= WRITTEN REQUEST =
Copy each record exactly as it reads, leaving out any pictures it holds.
______
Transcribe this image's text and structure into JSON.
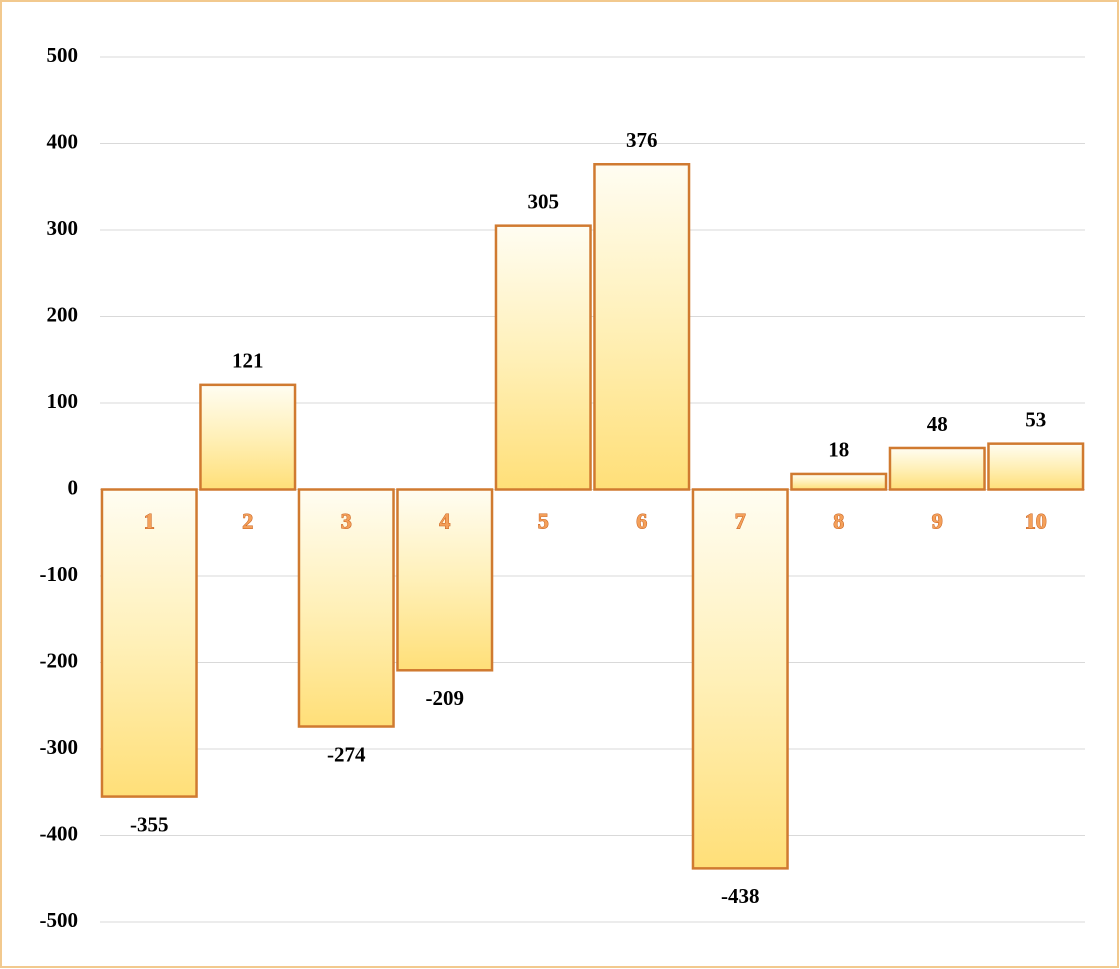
{
  "chart_data": {
    "type": "bar",
    "categories": [
      "1",
      "2",
      "3",
      "4",
      "5",
      "6",
      "7",
      "8",
      "9",
      "10"
    ],
    "values": [
      -355,
      121,
      -274,
      -209,
      305,
      376,
      -438,
      18,
      48,
      53
    ],
    "color": "#ffe48a",
    "ylim": [
      -500,
      500
    ],
    "yticks": [
      -500,
      -400,
      -300,
      -200,
      -100,
      0,
      100,
      200,
      300,
      400,
      500
    ],
    "grid": true
  }
}
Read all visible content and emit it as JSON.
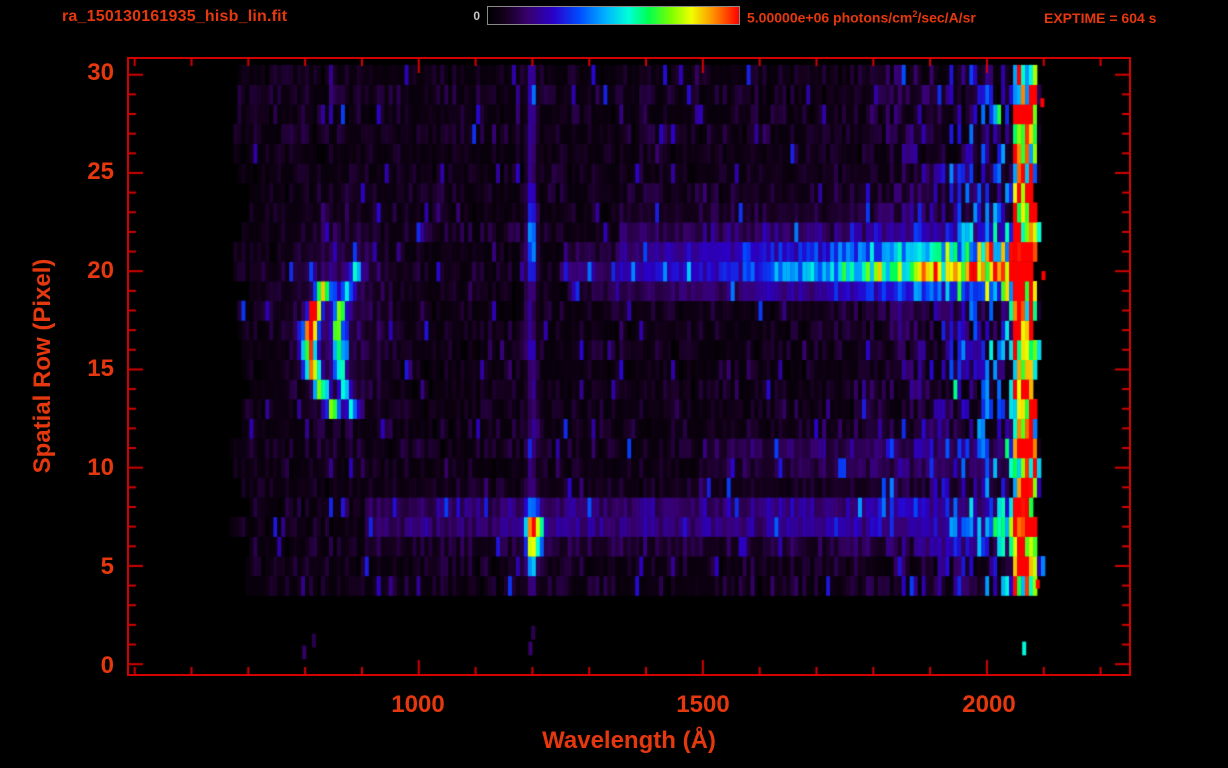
{
  "colors": {
    "background": "#000000",
    "frame": "#d40000",
    "axis_text": "#e5380e",
    "colorbar_zero_label": "#c8c8c8",
    "colorbar_border": "#8a8a8a"
  },
  "chart_data": {
    "type": "heatmap",
    "title": "ra_150130161935_hisb_lin.fit",
    "exptime_label": "EXPTIME = 604 s",
    "xlabel": "Wavelength (Å)",
    "ylabel": "Spatial Row (Pixel)",
    "x_ticks": [
      1000,
      1500,
      2000
    ],
    "x_minor_step": 100,
    "y_ticks": [
      0,
      5,
      10,
      15,
      20,
      25,
      30
    ],
    "y_minor_step": 1,
    "x_range": [
      490,
      2250
    ],
    "y_range": [
      -0.5,
      30.8
    ],
    "colorbar": {
      "min_label": "0",
      "max_value_photons_per_cm2_sec_A_sr": 5000000,
      "max_label_prefix": "5.00000e+06 photons/cm",
      "max_label_sup": "2",
      "max_label_suffix": "/sec/A/sr"
    },
    "colormap": "rainbow",
    "colormap_stops": [
      {
        "t": 0.0,
        "color": "#000000"
      },
      {
        "t": 0.07,
        "color": "#16001e"
      },
      {
        "t": 0.16,
        "color": "#38006e"
      },
      {
        "t": 0.26,
        "color": "#2a00c8"
      },
      {
        "t": 0.36,
        "color": "#0048ff"
      },
      {
        "t": 0.47,
        "color": "#00b4ff"
      },
      {
        "t": 0.56,
        "color": "#00ffd8"
      },
      {
        "t": 0.64,
        "color": "#00ff50"
      },
      {
        "t": 0.73,
        "color": "#7dff00"
      },
      {
        "t": 0.81,
        "color": "#f0ff00"
      },
      {
        "t": 0.9,
        "color": "#ff8c00"
      },
      {
        "t": 1.0,
        "color": "#ff0000"
      }
    ],
    "intensity_scale": "fraction of colorbar max (5.0e6 photons/cm2/sec/A/sr)",
    "data_extent": {
      "wavelength": [
        665,
        2090
      ],
      "rows": [
        4,
        30
      ]
    },
    "features": [
      {
        "id": "airglow-arc-primary",
        "kind": "curved-line",
        "row_range": [
          13.2,
          19.8
        ],
        "row_center": 16.4,
        "wavelength_vertex": 803,
        "curvature": 40,
        "sigma": 9,
        "peak": 0.85
      },
      {
        "id": "airglow-arc-secondary",
        "kind": "curved-line",
        "row_range": [
          12.8,
          20.2
        ],
        "row_center": 16.4,
        "wavelength_vertex": 855,
        "curvature": 30,
        "sigma": 8,
        "peak": 0.5
      },
      {
        "id": "arc-halo",
        "kind": "blob",
        "wavelength": 850,
        "sigma_wavelength": 55,
        "row": 18,
        "sigma_row": 4.0,
        "peak": 0.1
      },
      {
        "id": "emission-line",
        "kind": "vertical-line",
        "wavelength": 1195,
        "sigma": 6,
        "row_range": [
          4,
          30
        ],
        "peak": 0.15,
        "extra_rows": [
          {
            "row": 21.5,
            "sigma": 2.2,
            "peak": 0.22
          }
        ]
      },
      {
        "id": "emission-line-blob",
        "kind": "blob",
        "wavelength": 1200,
        "sigma_wavelength": 10,
        "row": 6.6,
        "sigma_row": 1.15,
        "peak": 0.8
      },
      {
        "id": "continuum-band",
        "kind": "horizontal-band",
        "row": 20.1,
        "sigma_row": 1.2,
        "wavelength_range": [
          1260,
          2085
        ],
        "ramp": [
          [
            1260,
            0.1
          ],
          [
            1550,
            0.22
          ],
          [
            1800,
            0.45
          ],
          [
            1950,
            0.62
          ],
          [
            2085,
            0.62
          ]
        ]
      },
      {
        "id": "lower-band",
        "kind": "horizontal-band",
        "row": 7.4,
        "sigma_row": 1.1,
        "wavelength_range": [
          900,
          2085
        ],
        "ramp": [
          [
            900,
            0.1
          ],
          [
            1300,
            0.14
          ],
          [
            2085,
            0.2
          ]
        ]
      },
      {
        "id": "mid-faint-band",
        "kind": "horizontal-band",
        "row": 10.6,
        "sigma_row": 1.0,
        "wavelength_range": [
          1500,
          2085
        ],
        "ramp": [
          [
            1500,
            0.06
          ],
          [
            2085,
            0.12
          ]
        ]
      },
      {
        "id": "upper-halo",
        "kind": "horizontal-band",
        "row": 21.5,
        "sigma_row": 2.2,
        "wavelength_range": [
          1350,
          2085
        ],
        "ramp": [
          [
            1350,
            0.05
          ],
          [
            2085,
            0.1
          ]
        ]
      }
    ],
    "bottom_specks": [
      {
        "wavelength": 795,
        "row": 0.6,
        "value": 0.15
      },
      {
        "wavelength": 812,
        "row": 1.2,
        "value": 0.12
      },
      {
        "wavelength": 1193,
        "row": 0.8,
        "value": 0.16
      },
      {
        "wavelength": 1198,
        "row": 1.6,
        "value": 0.13
      },
      {
        "wavelength": 2062,
        "row": 0.8,
        "value": 0.55
      }
    ],
    "hot_pixels": [
      {
        "wavelength": 2096,
        "row": 19.8
      },
      {
        "wavelength": 2094,
        "row": 28.6
      },
      {
        "wavelength": 2086,
        "row": 4.1
      }
    ],
    "render": {
      "seed": 150130,
      "bin_width_angstrom": 7,
      "wavelength_start": 660,
      "wavelength_end": 2100,
      "left_edge_base": 665,
      "left_edge_jitter": 35,
      "right_edge_base": 2078,
      "right_edge_jitter": 18,
      "background": {
        "base": 0.025,
        "mottle": 0.09,
        "speckle_prob": 0.07,
        "speckle_amp": 0.25,
        "dark_gap_prob": 0.06
      },
      "right_enhancement": {
        "start": 1650,
        "full": 2050,
        "amp": 0.55,
        "prob": 0.55
      },
      "edge_column": {
        "range": [
          2042,
          2085
        ],
        "amp_min": 0.3,
        "amp_max": 0.85,
        "hot_prob": 0.05
      }
    }
  }
}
______
= THE SOLUTION =
Transcribe this image's text and structure into JSON.
{
  "chart_data": {
    "type": "bar",
    "categories": [
      "1",
      "2",
      "3",
      "4",
      "5",
      "6",
      "7",
      "8",
      "9",
      "10"
    ],
    "values": [
      -355,
      121,
      -274,
      -209,
      305,
      376,
      -438,
      18,
      48,
      53
    ],
    "color": "#ffe48a",
    "ylim": [
      -500,
      500
    ],
    "yticks": [
      -500,
      -400,
      -300,
      -200,
      -100,
      0,
      100,
      200,
      300,
      400,
      500
    ],
    "grid": true
  }
}
Read all visible content and emit it as JSON.
{
  "colors": {
    "background": "#000000",
    "frame": "#d40000",
    "axis_text": "#e5380e",
    "colorbar_zero_label": "#c8c8c8",
    "colorbar_border": "#8a8a8a"
  },
  "chart_data": {
    "type": "heatmap",
    "title": "ra_150130161935_hisb_lin.fit",
    "exptime_label": "EXPTIME = 604 s",
    "xlabel": "Wavelength (Å)",
    "ylabel": "Spatial Row (Pixel)",
    "x_ticks": [
      1000,
      1500,
      2000
    ],
    "x_minor_step": 100,
    "y_ticks": [
      0,
      5,
      10,
      15,
      20,
      25,
      30
    ],
    "y_minor_step": 1,
    "x_range": [
      490,
      2250
    ],
    "y_range": [
      -0.5,
      30.8
    ],
    "colorbar": {
      "min_label": "0",
      "max_value_photons_per_cm2_sec_A_sr": 5000000,
      "max_label_prefix": "5.00000e+06 photons/cm",
      "max_label_sup": "2",
      "max_label_suffix": "/sec/A/sr"
    },
    "colormap": "rainbow",
    "colormap_stops": [
      {
        "t": 0.0,
        "color": "#000000"
      },
      {
        "t": 0.07,
        "color": "#16001e"
      },
      {
        "t": 0.16,
        "color": "#38006e"
      },
      {
        "t": 0.26,
        "color": "#2a00c8"
      },
      {
        "t": 0.36,
        "color": "#0048ff"
      },
      {
        "t": 0.47,
        "color": "#00b4ff"
      },
      {
        "t": 0.56,
        "color": "#00ffd8"
      },
      {
        "t": 0.64,
        "color": "#00ff50"
      },
      {
        "t": 0.73,
        "color": "#7dff00"
      },
      {
        "t": 0.81,
        "color": "#f0ff00"
      },
      {
        "t": 0.9,
        "color": "#ff8c00"
      },
      {
        "t": 1.0,
        "color": "#ff0000"
      }
    ],
    "intensity_scale": "fraction of colorbar max (5.0e6 photons/cm2/sec/A/sr)",
    "data_extent": {
      "wavelength": [
        665,
        2090
      ],
      "rows": [
        4,
        30
      ]
    },
    "features": [
      {
        "id": "airglow-arc-primary",
        "kind": "curved-line",
        "row_range": [
          13.2,
          19.8
        ],
        "row_center": 16.4,
        "wavelength_vertex": 803,
        "curvature": 40,
        "sigma": 9,
        "peak": 0.85
      },
      {
        "id": "airglow-arc-secondary",
        "kind": "curved-line",
        "row_range": [
          12.8,
          20.2
        ],
        "row_center": 16.4,
        "wavelength_vertex": 855,
        "curvature": 30,
        "sigma": 8,
        "peak": 0.5
      },
      {
        "id": "arc-halo",
        "kind": "blob",
        "wavelength": 850,
        "sigma_wavelength": 55,
        "row": 18,
        "sigma_row": 4.0,
        "peak": 0.1
      },
      {
        "id": "emission-line",
        "kind": "vertical-line",
        "wavelength": 1195,
        "sigma": 6,
        "row_range": [
          4,
          30
        ],
        "peak": 0.15,
        "extra_rows": [
          {
            "row": 21.5,
            "sigma": 2.2,
            "peak": 0.22
          }
        ]
      },
      {
        "id": "emission-line-blob",
        "kind": "blob",
        "wavelength": 1200,
        "sigma_wavelength": 10,
        "row": 6.6,
        "sigma_row": 1.15,
        "peak": 0.8
      },
      {
        "id": "continuum-band",
        "kind": "horizontal-band",
        "row": 20.1,
        "sigma_row": 1.2,
        "wavelength_range": [
          1260,
          2085
        ],
        "ramp": [
          [
            1260,
            0.1
          ],
          [
            1550,
            0.22
          ],
          [
            1800,
            0.45
          ],
          [
            1950,
            0.62
          ],
          [
            2085,
            0.62
          ]
        ]
      },
      {
        "id": "lower-band",
        "kind": "horizontal-band",
        "row": 7.4,
        "sigma_row": 1.1,
        "wavelength_range": [
          900,
          2085
        ],
        "ramp": [
          [
            900,
            0.1
          ],
          [
            1300,
            0.14
          ],
          [
            2085,
            0.2
          ]
        ]
      },
      {
        "id": "mid-faint-band",
        "kind": "horizontal-band",
        "row": 10.6,
        "sigma_row": 1.0,
        "wavelength_range": [
          1500,
          2085
        ],
        "ramp": [
          [
            1500,
            0.06
          ],
          [
            2085,
            0.12
          ]
        ]
      },
      {
        "id": "upper-halo",
        "kind": "horizontal-band",
        "row": 21.5,
        "sigma_row": 2.2,
        "wavelength_range": [
          1350,
          2085
        ],
        "ramp": [
          [
            1350,
            0.05
          ],
          [
            2085,
            0.1
          ]
        ]
      }
    ],
    "bottom_specks": [
      {
        "wavelength": 795,
        "row": 0.6,
        "value": 0.15
      },
      {
        "wavelength": 812,
        "row": 1.2,
        "value": 0.12
      },
      {
        "wavelength": 1193,
        "row": 0.8,
        "value": 0.16
      },
      {
        "wavelength": 1198,
        "row": 1.6,
        "value": 0.13
      },
      {
        "wavelength": 2062,
        "row": 0.8,
        "value": 0.55
      }
    ],
    "hot_pixels": [
      {
        "wavelength": 2096,
        "row": 19.8
      },
      {
        "wavelength": 2094,
        "row": 28.6
      },
      {
        "wavelength": 2086,
        "row": 4.1
      }
    ],
    "render": {
      "seed": 150130,
      "bin_width_angstrom": 7,
      "wavelength_start": 660,
      "wavelength_end": 2100,
      "left_edge_base": 665,
      "left_edge_jitter": 35,
      "right_edge_base": 2078,
      "right_edge_jitter": 18,
      "background": {
        "base": 0.025,
        "mottle": 0.09,
        "speckle_prob": 0.07,
        "speckle_amp": 0.25,
        "dark_gap_prob": 0.06
      },
      "right_enhancement": {
        "start": 1650,
        "full": 2050,
        "amp": 0.55,
        "prob": 0.55
      },
      "edge_column": {
        "range": [
          2042,
          2085
        ],
        "amp_min": 0.3,
        "amp_max": 0.85,
        "hot_prob": 0.05
      }
    }
  }
}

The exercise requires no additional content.